▶ [EXERCISE PROMPT]: Below is a block of records; repeat all of them exactly.

▶ [THE RECORDS]:
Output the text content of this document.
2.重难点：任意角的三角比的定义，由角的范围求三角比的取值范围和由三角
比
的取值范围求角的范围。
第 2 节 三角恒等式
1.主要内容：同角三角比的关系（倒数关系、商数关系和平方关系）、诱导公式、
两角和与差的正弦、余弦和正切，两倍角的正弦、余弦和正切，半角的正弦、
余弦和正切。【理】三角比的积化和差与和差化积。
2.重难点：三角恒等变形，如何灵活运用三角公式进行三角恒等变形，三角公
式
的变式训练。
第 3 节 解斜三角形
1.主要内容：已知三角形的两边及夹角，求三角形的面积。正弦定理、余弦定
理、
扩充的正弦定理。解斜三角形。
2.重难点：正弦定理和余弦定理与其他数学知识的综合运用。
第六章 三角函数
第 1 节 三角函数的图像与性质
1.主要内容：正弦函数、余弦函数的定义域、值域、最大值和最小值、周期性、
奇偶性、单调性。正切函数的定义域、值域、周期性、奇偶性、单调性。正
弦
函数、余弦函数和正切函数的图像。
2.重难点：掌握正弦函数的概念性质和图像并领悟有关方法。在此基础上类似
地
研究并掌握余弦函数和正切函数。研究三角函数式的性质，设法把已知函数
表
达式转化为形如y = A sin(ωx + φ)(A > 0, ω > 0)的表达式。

▶ [TASK SOLUTION]:
Output the text content of this document.
2.重难点：任意角的三角比的定义，由角的范围求三角比的取值范围和由三角
比
的取值范围求角的范围。
第 2 节 三角恒等式
1.主要内容：同角三角比的关系（倒数关系、商数关系和平方关系）、诱导公式、
两角和与差的正弦、余弦和正切，两倍角的正弦、余弦和正切，半角的正弦、
余弦和正切。【理】三角比的积化和差与和差化积。
2.重难点：三角恒等变形，如何灵活运用三角公式进行三角恒等变形，三角公
式
的变式训练。
第 3 节 解斜三角形
1.主要内容：已知三角形的两边及夹角，求三角形的面积。正弦定理、余弦定
理、
扩充的正弦定理。解斜三角形。
2.重难点：正弦定理和余弦定理与其他数学知识的综合运用。
第六章 三角函数
第 1 节 三角函数的图像与性质
1.主要内容：正弦函数、余弦函数的定义域、值域、最大值和最小值、周期性、
奇偶性、单调性。正切函数的定义域、值域、周期性、奇偶性、单调性。正
弦
函数、余弦函数和正切函数的图像。
2.重难点：掌握正弦函数的概念性质和图像并领悟有关方法。在此基础上类似
地
研究并掌握余弦函数和正切函数。研究三角函数式的性质，设法把已知函数
表
达式转化为形如y = A sin(ωx + φ)(A > 0, ω > 0)的表达式。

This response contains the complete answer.